INSTRUCTIONS TO FOLLOW: Retype the records below exactly as they appear.
§
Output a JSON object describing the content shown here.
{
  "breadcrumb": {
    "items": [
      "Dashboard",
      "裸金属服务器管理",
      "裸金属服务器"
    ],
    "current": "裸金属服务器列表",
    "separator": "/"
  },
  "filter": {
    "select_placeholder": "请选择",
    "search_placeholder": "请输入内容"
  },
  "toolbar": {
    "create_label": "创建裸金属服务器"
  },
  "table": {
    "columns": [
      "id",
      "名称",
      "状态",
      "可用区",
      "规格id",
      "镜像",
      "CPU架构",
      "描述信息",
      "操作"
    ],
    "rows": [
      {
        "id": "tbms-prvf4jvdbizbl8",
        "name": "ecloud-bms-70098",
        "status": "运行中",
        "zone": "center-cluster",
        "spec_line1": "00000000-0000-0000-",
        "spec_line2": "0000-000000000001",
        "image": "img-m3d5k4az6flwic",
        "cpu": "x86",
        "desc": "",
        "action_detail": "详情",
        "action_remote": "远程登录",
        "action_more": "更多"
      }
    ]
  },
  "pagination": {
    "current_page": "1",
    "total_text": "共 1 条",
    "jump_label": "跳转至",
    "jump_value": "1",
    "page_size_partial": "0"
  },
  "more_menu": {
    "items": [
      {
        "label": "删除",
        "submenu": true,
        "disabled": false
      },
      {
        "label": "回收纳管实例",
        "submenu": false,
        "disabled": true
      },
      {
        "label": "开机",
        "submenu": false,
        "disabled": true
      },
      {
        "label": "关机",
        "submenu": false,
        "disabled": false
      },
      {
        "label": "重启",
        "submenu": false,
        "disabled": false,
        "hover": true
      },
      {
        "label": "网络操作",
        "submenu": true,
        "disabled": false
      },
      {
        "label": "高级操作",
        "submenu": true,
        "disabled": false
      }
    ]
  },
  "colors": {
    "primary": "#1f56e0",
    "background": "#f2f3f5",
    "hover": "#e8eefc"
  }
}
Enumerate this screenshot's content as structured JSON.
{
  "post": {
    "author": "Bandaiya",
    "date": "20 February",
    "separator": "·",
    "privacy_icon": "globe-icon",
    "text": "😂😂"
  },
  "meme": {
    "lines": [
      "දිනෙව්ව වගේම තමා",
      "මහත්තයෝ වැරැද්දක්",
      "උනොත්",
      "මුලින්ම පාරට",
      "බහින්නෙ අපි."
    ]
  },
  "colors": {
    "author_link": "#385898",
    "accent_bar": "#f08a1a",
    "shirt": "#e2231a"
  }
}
§
THE OUTPUT:
Output a JSON object describing the content shown here.
{
  "breadcrumb": {
    "items": [
      "Dashboard",
      "裸金属服务器管理",
      "裸金属服务器"
    ],
    "current": "裸金属服务器列表",
    "separator": "/"
  },
  "filter": {
    "select_placeholder": "请选择",
    "search_placeholder": "请输入内容"
  },
  "toolbar": {
    "create_label": "创建裸金属服务器"
  },
  "table": {
    "columns": [
      "id",
      "名称",
      "状态",
      "可用区",
      "规格id",
      "镜像",
      "CPU架构",
      "描述信息",
      "操作"
    ],
    "rows": [
      {
        "id": "tbms-prvf4jvdbizbl8",
        "name": "ecloud-bms-70098",
        "status": "运行中",
        "zone": "center-cluster",
        "spec_line1": "00000000-0000-0000-",
        "spec_line2": "0000-000000000001",
        "image": "img-m3d5k4az6flwic",
        "cpu": "x86",
        "desc": "",
        "action_detail": "详情",
        "action_remote": "远程登录",
        "action_more": "更多"
      }
    ]
  },
  "pagination": {
    "current_page": "1",
    "total_text": "共 1 条",
    "jump_label": "跳转至",
    "jump_value": "1",
    "page_size_partial": "0"
  },
  "more_menu": {
    "items": [
      {
        "label": "删除",
        "submenu": true,
        "disabled": false
      },
      {
        "label": "回收纳管实例",
        "submenu": false,
        "disabled": true
      },
      {
        "label": "开机",
        "submenu": false,
        "disabled": true
      },
      {
        "label": "关机",
        "submenu": false,
        "disabled": false
      },
      {
        "label": "重启",
        "submenu": false,
        "disabled": false,
        "hover": true
      },
      {
        "label": "网络操作",
        "submenu": true,
        "disabled": false
      },
      {
        "label": "高级操作",
        "submenu": true,
        "disabled": false
      }
    ]
  },
  "colors": {
    "primary": "#1f56e0",
    "background": "#f2f3f5",
    "hover": "#e8eefc"
  }
}
Enumerate this screenshot's content as structured JSON.
{
  "post": {
    "author": "Bandaiya",
    "date": "20 February",
    "separator": "·",
    "privacy_icon": "globe-icon",
    "text": "😂😂"
  },
  "meme": {
    "lines": [
      "දිනෙව්ව වගේම තමා",
      "මහත්තයෝ වැරැද්දක්",
      "උනොත්",
      "මුලින්ම පාරට",
      "බහින්නෙ අපි."
    ]
  },
  "colors": {
    "author_link": "#385898",
    "accent_bar": "#f08a1a",
    "shirt": "#e2231a"
  }
}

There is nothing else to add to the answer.